(Given problem): Please copy the data below word for word, keeping every line unchanged.

(Provided entries):
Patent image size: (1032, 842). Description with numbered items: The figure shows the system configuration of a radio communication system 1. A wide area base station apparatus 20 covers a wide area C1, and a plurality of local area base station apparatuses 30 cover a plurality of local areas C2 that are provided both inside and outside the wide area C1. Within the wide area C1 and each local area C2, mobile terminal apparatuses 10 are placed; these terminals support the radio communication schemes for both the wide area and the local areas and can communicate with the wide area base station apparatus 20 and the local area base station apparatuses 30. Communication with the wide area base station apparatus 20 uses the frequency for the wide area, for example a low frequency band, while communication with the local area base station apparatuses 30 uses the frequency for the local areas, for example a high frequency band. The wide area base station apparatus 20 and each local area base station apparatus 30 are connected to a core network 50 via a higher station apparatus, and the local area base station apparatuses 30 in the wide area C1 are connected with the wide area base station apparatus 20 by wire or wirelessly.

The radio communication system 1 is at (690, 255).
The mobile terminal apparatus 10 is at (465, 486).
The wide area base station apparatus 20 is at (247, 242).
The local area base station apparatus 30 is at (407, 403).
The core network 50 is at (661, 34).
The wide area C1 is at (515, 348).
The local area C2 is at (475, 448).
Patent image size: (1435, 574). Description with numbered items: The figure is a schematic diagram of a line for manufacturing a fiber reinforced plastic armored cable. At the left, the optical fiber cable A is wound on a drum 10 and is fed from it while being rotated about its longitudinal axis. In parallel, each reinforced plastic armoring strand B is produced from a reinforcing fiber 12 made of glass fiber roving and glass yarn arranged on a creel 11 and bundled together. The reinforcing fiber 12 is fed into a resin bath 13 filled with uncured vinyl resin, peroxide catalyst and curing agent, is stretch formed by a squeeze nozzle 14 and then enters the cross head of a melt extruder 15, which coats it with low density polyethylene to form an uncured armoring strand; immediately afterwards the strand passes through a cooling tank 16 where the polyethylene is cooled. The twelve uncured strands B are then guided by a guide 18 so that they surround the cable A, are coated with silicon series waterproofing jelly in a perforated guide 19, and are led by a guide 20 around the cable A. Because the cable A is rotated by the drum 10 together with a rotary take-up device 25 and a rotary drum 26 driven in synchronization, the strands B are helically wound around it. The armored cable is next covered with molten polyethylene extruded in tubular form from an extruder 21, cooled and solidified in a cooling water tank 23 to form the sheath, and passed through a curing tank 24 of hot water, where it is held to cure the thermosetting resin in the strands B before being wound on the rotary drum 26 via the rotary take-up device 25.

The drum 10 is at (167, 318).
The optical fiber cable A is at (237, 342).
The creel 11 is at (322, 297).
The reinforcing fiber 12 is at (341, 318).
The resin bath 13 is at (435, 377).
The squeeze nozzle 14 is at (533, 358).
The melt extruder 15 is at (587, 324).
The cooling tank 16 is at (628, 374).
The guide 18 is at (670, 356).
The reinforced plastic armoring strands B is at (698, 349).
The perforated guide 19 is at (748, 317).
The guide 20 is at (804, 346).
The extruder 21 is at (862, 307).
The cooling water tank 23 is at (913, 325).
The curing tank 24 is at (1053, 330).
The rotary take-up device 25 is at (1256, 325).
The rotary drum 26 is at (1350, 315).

(Result of this exercise):
Patent image size: (1032, 842). Description with numbered items: The figure shows the system configuration of a radio communication system 1. A wide area base station apparatus 20 covers a wide area C1, and a plurality of local area base station apparatuses 30 cover a plurality of local areas C2 that are provided both inside and outside the wide area C1. Within the wide area C1 and each local area C2, mobile terminal apparatuses 10 are placed; these terminals support the radio communication schemes for both the wide area and the local areas and can communicate with the wide area base station apparatus 20 and the local area base station apparatuses 30. Communication with the wide area base station apparatus 20 uses the frequency for the wide area, for example a low frequency band, while communication with the local area base station apparatuses 30 uses the frequency for the local areas, for example a high frequency band. The wide area base station apparatus 20 and each local area base station apparatus 30 are connected to a core network 50 via a higher station apparatus, and the local area base station apparatuses 30 in the wide area C1 are connected with the wide area base station apparatus 20 by wire or wirelessly.

The radio communication system 1 is at (690, 255).
The mobile terminal apparatus 10 is at (465, 486).
The wide area base station apparatus 20 is at (247, 242).
The local area base station apparatus 30 is at (407, 403).
The core network 50 is at (661, 34).
The wide area C1 is at (515, 348).
The local area C2 is at (475, 448).
Patent image size: (1435, 574). Description with numbered items: The figure is a schematic diagram of a line for manufacturing a fiber reinforced plastic armored cable. At the left, the optical fiber cable A is wound on a drum 10 and is fed from it while being rotated about its longitudinal axis. In parallel, each reinforced plastic armoring strand B is produced from a reinforcing fiber 12 made of glass fiber roving and glass yarn arranged on a creel 11 and bundled together. The reinforcing fiber 12 is fed into a resin bath 13 filled with uncured vinyl resin, peroxide catalyst and curing agent, is stretch formed by a squeeze nozzle 14 and then enters the cross head of a melt extruder 15, which coats it with low density polyethylene to form an uncured armoring strand; immediately afterwards the strand passes through a cooling tank 16 where the polyethylene is cooled. The twelve uncured strands B are then guided by a guide 18 so that they surround the cable A, are coated with silicon series waterproofing jelly in a perforated guide 19, and are led by a guide 20 around the cable A. Because the cable A is rotated by the drum 10 together with a rotary take-up device 25 and a rotary drum 26 driven in synchronization, the strands B are helically wound around it. The armored cable is next covered with molten polyethylene extruded in tubular form from an extruder 21, cooled and solidified in a cooling water tank 23 to form the sheath, and passed through a curing tank 24 of hot water, where it is held to cure the thermosetting resin in the strands B before being wound on the rotary drum 26 via the rotary take-up device 25.

The drum 10 is at (167, 318).
The optical fiber cable A is at (237, 342).
The creel 11 is at (322, 297).
The reinforcing fiber 12 is at (341, 318).
The resin bath 13 is at (435, 377).
The squeeze nozzle 14 is at (533, 358).
The melt extruder 15 is at (587, 324).
The cooling tank 16 is at (628, 374).
The guide 18 is at (670, 356).
The reinforced plastic armoring strands B is at (698, 349).
The perforated guide 19 is at (748, 317).
The guide 20 is at (804, 346).
The extruder 21 is at (862, 307).
The cooling water tank 23 is at (913, 325).
The curing tank 24 is at (1053, 330).
The rotary take-up device 25 is at (1256, 325).
The rotary drum 26 is at (1350, 315).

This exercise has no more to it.